--- Start of EXTRACTED ENTRIES ---

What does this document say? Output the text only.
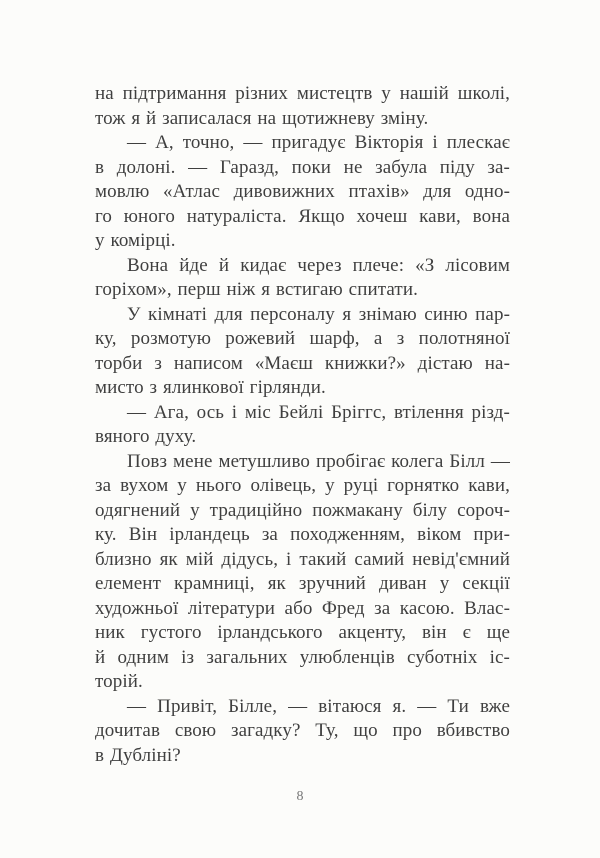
на підтримання різних мистецтв у нашій школі,
тож я й записалася на щотижневу зміну.
— А, точно, — пригадує Вікторія і плескає
в долоні. — Гаразд, поки не забула піду за-
мовлю «Атлас дивовижних птахів» для одно-
го юного натураліста. Якщо хочеш кави, вона
у комірці.
Вона йде й кидає через плече: «З лісовим
горіхом», перш ніж я встигаю спитати.
У кімнаті для персоналу я знімаю синю пар-
ку, розмотую рожевий шарф, а з полотняної
торби з написом «Маєш книжки?» дістаю на-
мисто з ялинкової гірлянди.
— Ага, ось і міс Бейлі Бріггс, втілення різд-
вяного духу.
Повз мене метушливо пробігає колега Білл —
за вухом у нього олівець, у руці горнятко кави,
одягнений у традиційно пожмакану білу сороч-
ку. Він ірландець за походженням, віком при-
близно як мій дідусь, і такий самий невід'ємний
елемент крамниці, як зручний диван у секції
художньої літератури або Фред за касою. Влас-
ник густого ірландського акценту, він є ще
й одним із загальних улюбленців суботніх іс-
торій.
— Привіт, Білле, — вітаюся я. — Ти вже
дочитав свою загадку? Ту, що про вбивство
в Дубліні?
8
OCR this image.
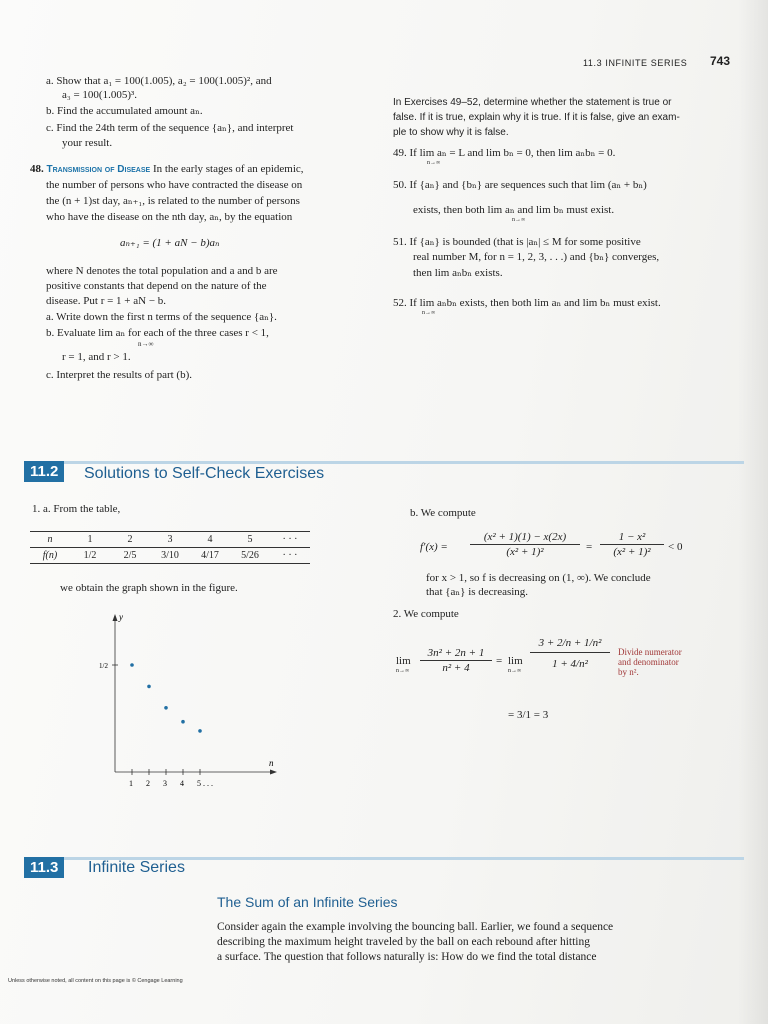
11.3 INFINITE SERIES 743
a. Show that a₁ = 100(1.005), a₂ = 100(1.005)², and
a₃ = 100(1.005)³.
b. Find the accumulated amount aₙ.
c. Find the 24th term of the sequence {aₙ}, and interpret
your result.
48. Transmission of Disease In the early stages of an epidemic,
the number of persons who have contracted the disease on
the (n + 1)st day, aₙ₊₁, is related to the number of persons
who have the disease on the nth day, aₙ, by the equation
aₙ₊₁ = (1 + aN − b)aₙ
where N denotes the total population and a and b are
positive constants that depend on the nature of the
disease. Put r = 1 + aN − b.
a. Write down the first n terms of the sequence {aₙ}.
b. Evaluate lim aₙ for each of the three cases r < 1,
n→∞
r = 1, and r > 1.
c. Interpret the results of part (b).
In Exercises 49–52, determine whether the statement is true or
false. If it is true, explain why it is true. If it is false, give an exam-
ple to show why it is false.
49. If lim aₙ = L and lim bₙ = 0, then lim aₙbₙ = 0.
n→∞
50. If {aₙ} and {bₙ} are sequences such that lim (aₙ + bₙ)
exists, then both lim aₙ and lim bₙ must exist.
n→∞
51. If {aₙ} is bounded (that is |aₙ| ≤ M for some positive
real number M, for n = 1, 2, 3, . . .) and {bₙ} converges,
then lim aₙbₙ exists.
52. If lim aₙbₙ exists, then both lim aₙ and lim bₙ must exist.
n→∞
11.2	Solutions to Self-Check Exercises
1. a. From the table,
n	1	2	3	4	5	· · ·
f(n)	1/2	2/5	3/10	4/17	5/26	· · ·
we obtain the graph shown in the figure.
y
n
1/2
1 2 3 4 5 . . .
b. We compute
f′(x) =
(x² + 1)(1) − x(2x)
(x² + 1)²	=
1 − x²
(x² + 1)²	< 0
for x > 1, so f is decreasing on (1, ∞). We conclude
that {aₙ} is decreasing.
2. We compute
lim
$n\to\infty \frac{\text{3n² + 2n + 1}}{\text{n² + 4}} = \lim$
$n\to\infty \frac{\text{3 + 2/n + 1/n²}}{\text{1 + 4/n²}}$ Divide numerator
and denominator
by n².
= 3/1 = 3
11.3	Infinite Series
The Sum of an Infinite Series
Consider again the example involving the bouncing ball. Earlier, we found a sequence
describing the maximum height traveled by the ball on each rebound after hitting
a surface. The question that follows naturally is: How do we find the total distance
Unless otherwise noted, all content on this page is © Cengage Learning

--- End of EXTRACTED ENTRIES ---

PROBLEM REQUIREMENTS: Look through the entries and find each line that has the string "number". Copy those lines.

REPLY:
the number of persons who have contracted the disease on
the (n + 1)st day, aₙ₊₁, is related to the number of persons
real number M, for n = 1, 2, 3, . . .) and {bₙ} converges,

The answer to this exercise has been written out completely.